*Data to use*
....
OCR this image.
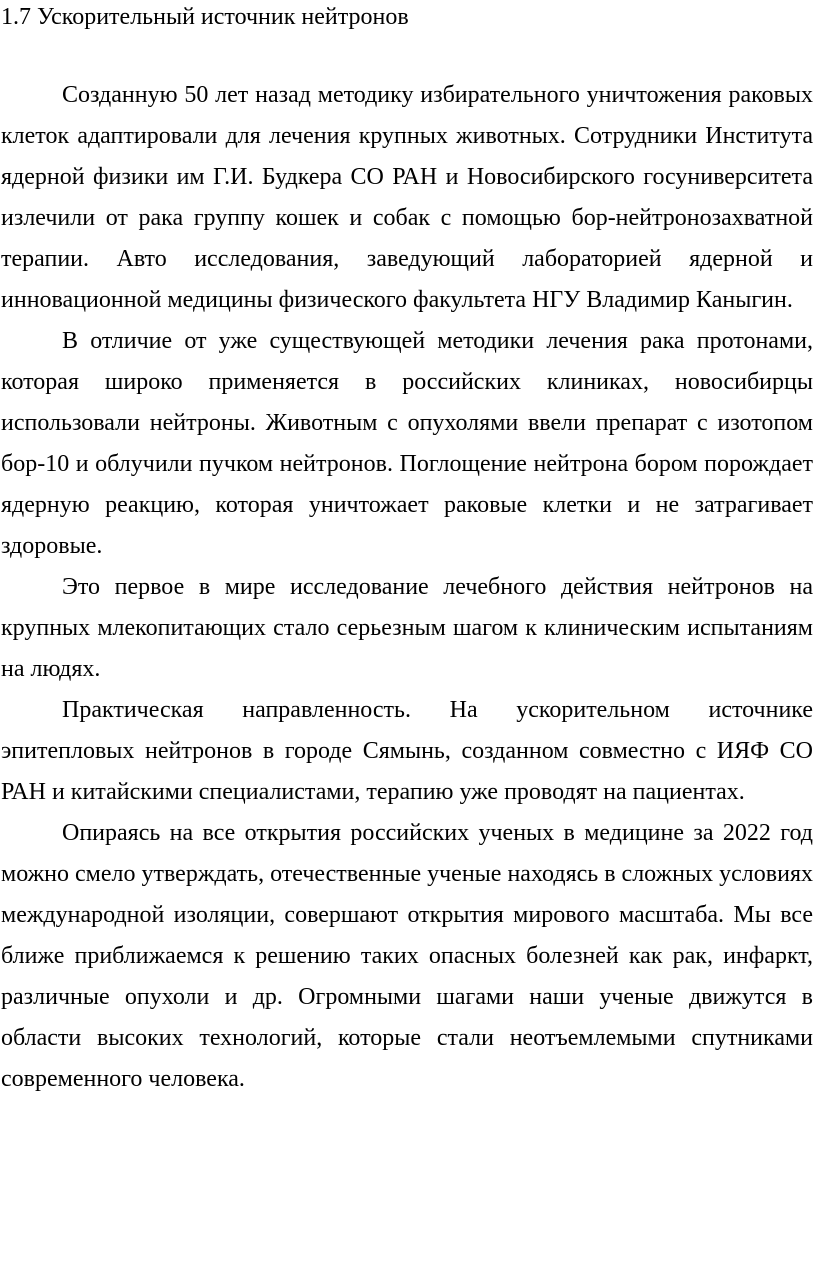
1.7 Ускорительный источник нейтронов

Созданную 50 лет назад методику избирательного уничтожения раковых клеток адаптировали для лечения крупных животных. Сотрудники Института ядерной физики им Г.И. Будкера СО РАН и Новосибирского госуниверситета излечили от рака группу кошек и собак с помощью бор-нейтронозахватной терапии. Авто исследования, заведующий лабораторией ядерной и инновационной медицины физического факультета НГУ Владимир Каныгин.

В отличие от уже существующей методики лечения рака протонами, которая широко применяется в российских клиниках, новосибирцы использовали нейтроны. Животным с опухолями ввели препарат с изотопом бор-10 и облучили пучком нейтронов. Поглощение нейтрона бором порождает ядерную реакцию, которая уничтожает раковые клетки и не затрагивает здоровые.

Это первое в мире исследование лечебного действия нейтронов на крупных млекопитающих стало серьезным шагом к клиническим испытаниям на людях.

Практическая направленность. На ускорительном источнике эпитепловых нейтронов в городе Сямынь, созданном совместно с ИЯФ СО РАН и китайскими специалистами, терапию уже проводят на пациентах.

Опираясь на все открытия российских ученых в медицине за 2022 год можно смело утверждать, отечественные ученые находясь в сложных условиях международной изоляции, совершают открытия мирового масштаба. Мы все ближе приближаемся к решению таких опасных болезней как рак, инфаркт, различные опухоли и др. Огромными шагами наши ученые движутся в области высоких технологий, которые стали неотъемлемыми спутниками современного человека.
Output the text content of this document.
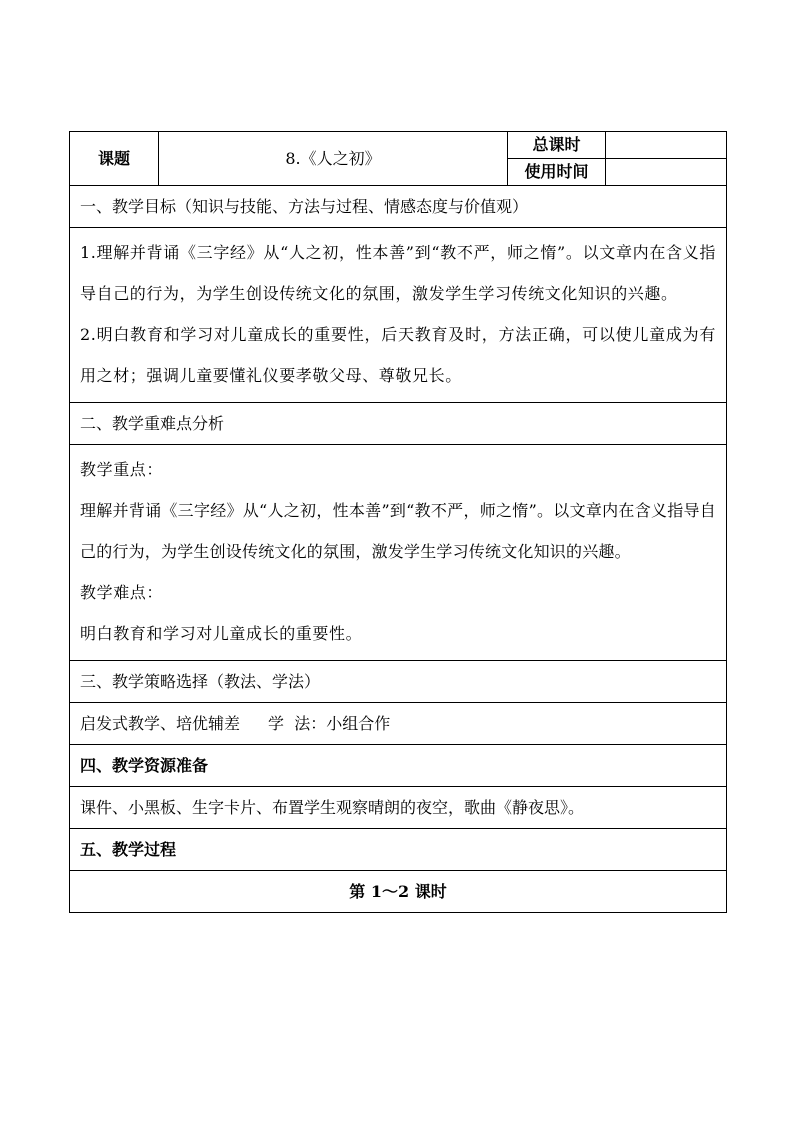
课题	8.《人之初》	总课时	
		使用时间	
一、教学目标（知识与技能、方法与过程、情感态度与价值观）			

1.理解并背诵《三字经》从“人之初，性本善”到“教不严，师之惰”。以文章内在含义指导自己的行为，为学生创设传统文化的氛围，激发学生学习传统文化知识的兴趣。
2.明白教育和学习对儿童成长的重要性，后天教育及时，方法正确，可以使儿童成为有用之材；强调儿童要懂礼仪要孝敬父母、尊敬兄长。			

二、教学重难点分析			

教学重点：
理解并背诵《三字经》从“人之初，性本善”到“教不严，师之惰”。以文章内在含义指导自己的行为，为学生创设传统文化的氛围，激发学生学习传统文化知识的兴趣。
教学难点：
明白教育和学习对儿童成长的重要性。			

三、教学策略选择（教法、学法）			
启发式教学、培优辅差 学  法：小组合作			
四、教学资源准备			
课件、小黑板、生字卡片、布置学生观察晴朗的夜空，歌曲《静夜思》。			
五、教学过程			
第 1～2 课时			
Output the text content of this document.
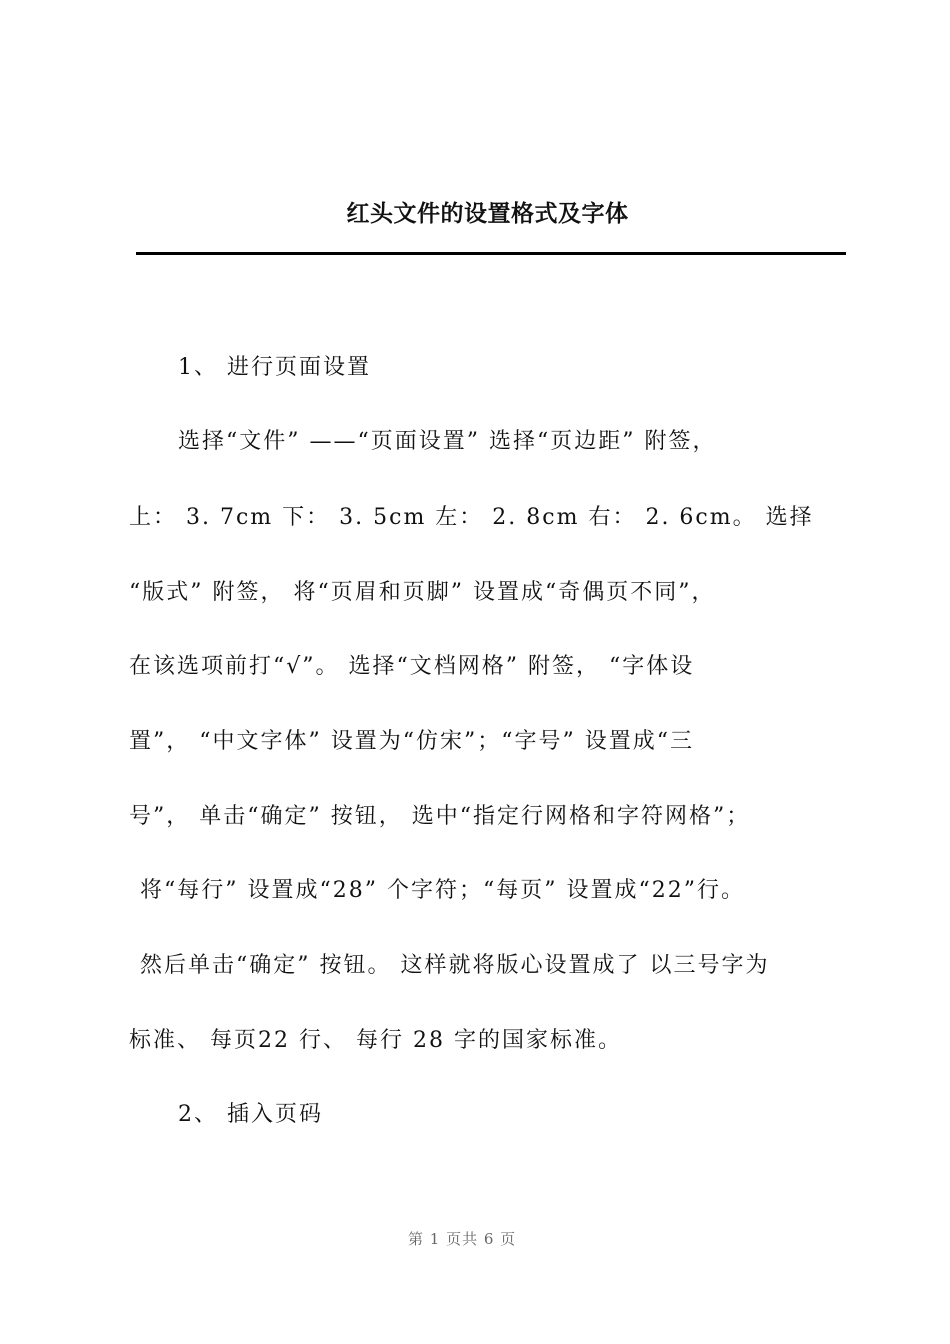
红头文件的设置格式及字体
1、 进行页面设置
选择“文件” ——“页面设置” 选择“页边距” 附签，
上： 3. 7cm 下： 3. 5cm 左： 2. 8cm 右： 2. 6cm。 选择
“版式” 附签， 将“页眉和页脚” 设置成“奇偶页不同”，
在该选项前打“√”。 选择“文档网格” 附签， “字体设
置”， “中文字体” 设置为“仿宋”；“字号” 设置成“三
号”， 单击“确定” 按钮， 选中“指定行网格和字符网格”；
将“每行” 设置成“28” 个字符；“每页” 设置成“22”行。
然后单击“确定” 按钮。 这样就将版心设置成了 以三号字为
标准、 每页22 行、 每行 28 字的国家标准。
2、 插入页码
第 1 页共 6 页
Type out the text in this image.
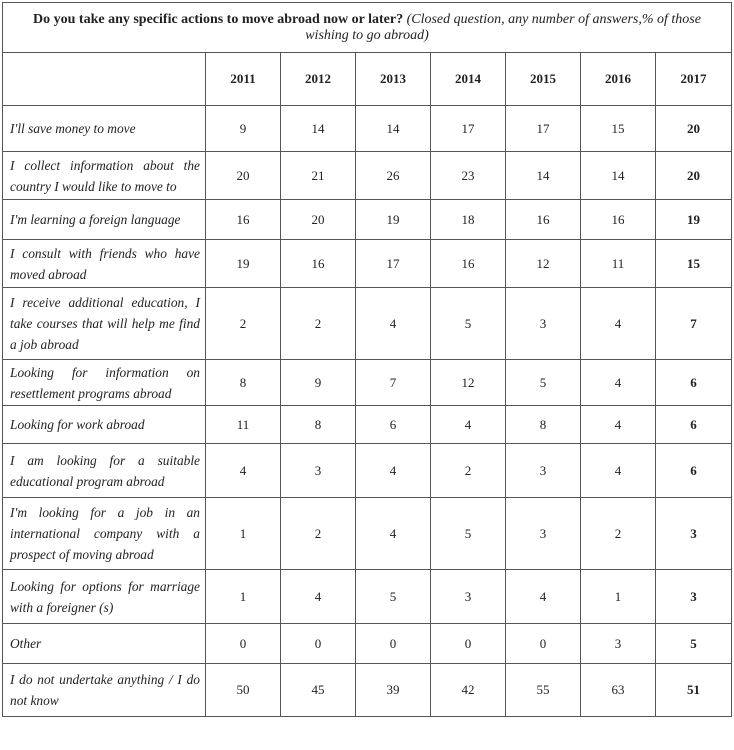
Do you take any specific actions to move abroad now or later? (Closed question, any number of answers,% of those wishing to go abroad)							
	2011	2012	2013	2014	2015	2016	2017
I'll save money to move	9	14	14	17	17	15	20
I collect information about the country I would like to move to	20	21	26	23	14	14	20
I'm learning a foreign language	16	20	19	18	16	16	19
I consult with friends who have moved abroad	19	16	17	16	12	11	15
I receive additional education, I take courses that will help me find a job abroad	2	2	4	5	3	4	7
Looking for information on resettlement programs abroad	8	9	7	12	5	4	6
Looking for work abroad	11	8	6	4	8	4	6
I am looking for a suitable educational program abroad	4	3	4	2	3	4	6
I'm looking for a job in an international company with a prospect of moving abroad	1	2	4	5	3	2	3
Looking for options for marriage with a foreigner (s)	1	4	5	3	4	1	3
Other	0	0	0	0	0	3	5
I do not undertake anything / I do not know	50	45	39	42	55	63	51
....
*To be done*
Images in the records should not be copied. Repeat all the rest exactly.

*Reply*
OCR this image.
1.7 Ускорительный источник нейтронов

Созданную 50 лет назад методику избирательного уничтожения раковых клеток адаптировали для лечения крупных животных. Сотрудники Института ядерной физики им Г.И. Будкера СО РАН и Новосибирского госуниверситета излечили от рака группу кошек и собак с помощью бор-нейтронозахватной терапии. Авто исследования, заведующий лабораторией ядерной и инновационной медицины физического факультета НГУ Владимир Каныгин.

В отличие от уже существующей методики лечения рака протонами, которая широко применяется в российских клиниках, новосибирцы использовали нейтроны. Животным с опухолями ввели препарат с изотопом бор-10 и облучили пучком нейтронов. Поглощение нейтрона бором порождает ядерную реакцию, которая уничтожает раковые клетки и не затрагивает здоровые.

Это первое в мире исследование лечебного действия нейтронов на крупных млекопитающих стало серьезным шагом к клиническим испытаниям на людях.

Практическая направленность. На ускорительном источнике эпитепловых нейтронов в городе Сямынь, созданном совместно с ИЯФ СО РАН и китайскими специалистами, терапию уже проводят на пациентах.

Опираясь на все открытия российских ученых в медицине за 2022 год можно смело утверждать, отечественные ученые находясь в сложных условиях международной изоляции, совершают открытия мирового масштаба. Мы все ближе приближаемся к решению таких опасных болезней как рак, инфаркт, различные опухоли и др. Огромными шагами наши ученые движутся в области высоких технологий, которые стали неотъемлемыми спутниками современного человека.
Output the text content of this document.
课题	8.《人之初》	总课时	
		使用时间	
一、教学目标（知识与技能、方法与过程、情感态度与价值观）			

1.理解并背诵《三字经》从“人之初，性本善”到“教不严，师之惰”。以文章内在含义指导自己的行为，为学生创设传统文化的氛围，激发学生学习传统文化知识的兴趣。
2.明白教育和学习对儿童成长的重要性，后天教育及时，方法正确，可以使儿童成为有用之材；强调儿童要懂礼仪要孝敬父母、尊敬兄长。			

二、教学重难点分析			

教学重点：
理解并背诵《三字经》从“人之初，性本善”到“教不严，师之惰”。以文章内在含义指导自己的行为，为学生创设传统文化的氛围，激发学生学习传统文化知识的兴趣。
教学难点：
明白教育和学习对儿童成长的重要性。			

三、教学策略选择（教法、学法）			
启发式教学、培优辅差 学  法：小组合作			
四、教学资源准备			
课件、小黑板、生字卡片、布置学生观察晴朗的夜空，歌曲《静夜思》。			
五、教学过程			
第 1～2 课时			
Output the text content of this document.
红头文件的设置格式及字体
1、 进行页面设置
选择“文件” ——“页面设置” 选择“页边距” 附签，
上： 3. 7cm 下： 3. 5cm 左： 2. 8cm 右： 2. 6cm。 选择
“版式” 附签， 将“页眉和页脚” 设置成“奇偶页不同”，
在该选项前打“√”。 选择“文档网格” 附签， “字体设
置”， “中文字体” 设置为“仿宋”；“字号” 设置成“三
号”， 单击“确定” 按钮， 选中“指定行网格和字符网格”；
将“每行” 设置成“28” 个字符；“每页” 设置成“22”行。
然后单击“确定” 按钮。 这样就将版心设置成了 以三号字为
标准、 每页22 行、 每行 28 字的国家标准。
2、 插入页码
第 1 页共 6 页
Type out the text in this image.
Do you take any specific actions to move abroad now or later? (Closed question, any number of answers,% of those wishing to go abroad)							
	2011	2012	2013	2014	2015	2016	2017
I'll save money to move	9	14	14	17	17	15	20
I collect information about the country I would like to move to	20	21	26	23	14	14	20
I'm learning a foreign language	16	20	19	18	16	16	19
I consult with friends who have moved abroad	19	16	17	16	12	11	15
I receive additional education, I take courses that will help me find a job abroad	2	2	4	5	3	4	7
Looking for information on resettlement programs abroad	8	9	7	12	5	4	6
Looking for work abroad	11	8	6	4	8	4	6
I am looking for a suitable educational program abroad	4	3	4	2	3	4	6
I'm looking for a job in an international company with a prospect of moving abroad	1	2	4	5	3	2	3
Looking for options for marriage with a foreigner (s)	1	4	5	3	4	1	3
Other	0	0	0	0	0	3	5
I do not undertake anything / I do not know	50	45	39	42	55	63	51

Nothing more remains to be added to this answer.